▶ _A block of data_
** Begin **

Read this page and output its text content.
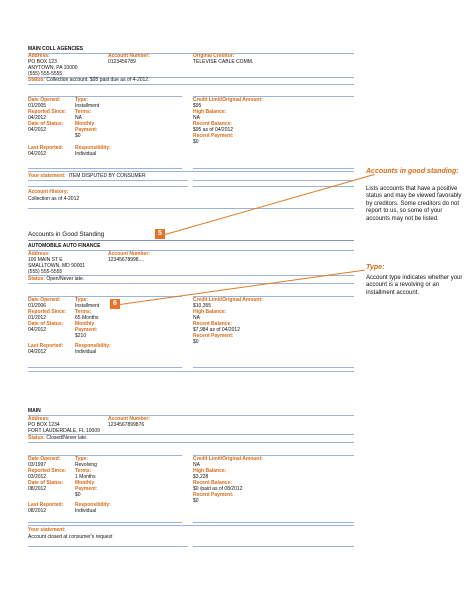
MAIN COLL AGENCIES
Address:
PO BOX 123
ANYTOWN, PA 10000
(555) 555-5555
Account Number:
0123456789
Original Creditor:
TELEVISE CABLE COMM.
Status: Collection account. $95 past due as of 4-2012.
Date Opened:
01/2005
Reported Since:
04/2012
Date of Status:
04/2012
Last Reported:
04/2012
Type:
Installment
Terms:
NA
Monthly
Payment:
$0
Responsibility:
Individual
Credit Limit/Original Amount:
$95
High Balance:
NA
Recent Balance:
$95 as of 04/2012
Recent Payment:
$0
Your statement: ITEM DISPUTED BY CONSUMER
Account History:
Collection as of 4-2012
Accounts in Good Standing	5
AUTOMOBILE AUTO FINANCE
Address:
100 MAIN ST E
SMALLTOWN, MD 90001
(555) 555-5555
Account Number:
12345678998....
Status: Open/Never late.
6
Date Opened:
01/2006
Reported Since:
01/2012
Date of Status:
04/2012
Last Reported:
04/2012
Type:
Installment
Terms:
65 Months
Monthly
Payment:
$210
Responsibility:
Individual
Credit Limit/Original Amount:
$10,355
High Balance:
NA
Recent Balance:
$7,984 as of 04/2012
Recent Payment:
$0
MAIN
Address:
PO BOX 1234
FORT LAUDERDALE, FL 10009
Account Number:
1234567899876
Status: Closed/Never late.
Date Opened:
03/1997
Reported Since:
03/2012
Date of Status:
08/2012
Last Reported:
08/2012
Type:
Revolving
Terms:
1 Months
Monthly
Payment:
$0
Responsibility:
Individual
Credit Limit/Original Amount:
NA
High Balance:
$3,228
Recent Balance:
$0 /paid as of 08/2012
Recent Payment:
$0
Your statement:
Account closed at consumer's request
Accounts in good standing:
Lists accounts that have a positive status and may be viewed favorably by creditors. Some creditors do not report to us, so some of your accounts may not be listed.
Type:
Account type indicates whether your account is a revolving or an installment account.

** End **

▶ _Task statement_
Count the lines above that contain the word "late". Give only the number.

▶ _Correct result_
2